Wherever a line in the data below holds "value", copy that line.

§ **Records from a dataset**
(begin)
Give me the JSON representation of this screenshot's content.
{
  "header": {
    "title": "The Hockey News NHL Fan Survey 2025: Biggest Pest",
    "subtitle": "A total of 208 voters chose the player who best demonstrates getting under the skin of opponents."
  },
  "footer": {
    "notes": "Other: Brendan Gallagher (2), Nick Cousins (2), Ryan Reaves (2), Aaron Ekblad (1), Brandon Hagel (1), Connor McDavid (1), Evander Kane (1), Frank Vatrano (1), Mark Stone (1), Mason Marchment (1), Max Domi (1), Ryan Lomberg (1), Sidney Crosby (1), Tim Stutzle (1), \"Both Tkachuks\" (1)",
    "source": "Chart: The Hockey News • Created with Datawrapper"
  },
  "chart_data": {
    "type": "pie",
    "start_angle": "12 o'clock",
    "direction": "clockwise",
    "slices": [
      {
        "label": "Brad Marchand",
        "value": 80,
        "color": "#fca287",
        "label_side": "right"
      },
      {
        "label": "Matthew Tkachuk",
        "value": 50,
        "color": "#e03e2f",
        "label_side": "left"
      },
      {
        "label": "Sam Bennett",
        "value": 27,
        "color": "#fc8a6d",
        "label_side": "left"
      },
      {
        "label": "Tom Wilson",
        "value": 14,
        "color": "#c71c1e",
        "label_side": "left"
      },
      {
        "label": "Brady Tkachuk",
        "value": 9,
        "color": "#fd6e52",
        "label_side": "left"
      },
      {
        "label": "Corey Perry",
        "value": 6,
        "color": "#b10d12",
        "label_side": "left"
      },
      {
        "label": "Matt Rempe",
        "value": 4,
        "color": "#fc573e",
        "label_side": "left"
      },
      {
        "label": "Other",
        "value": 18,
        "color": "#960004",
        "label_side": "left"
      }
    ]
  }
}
(end)
§ **Result of this exercise**
        "value": 80,
        "value": 50,
        "value": 27,
        "value": 14,
        "value": 9,
        "value": 6,
        "value": 4,
        "value": 18,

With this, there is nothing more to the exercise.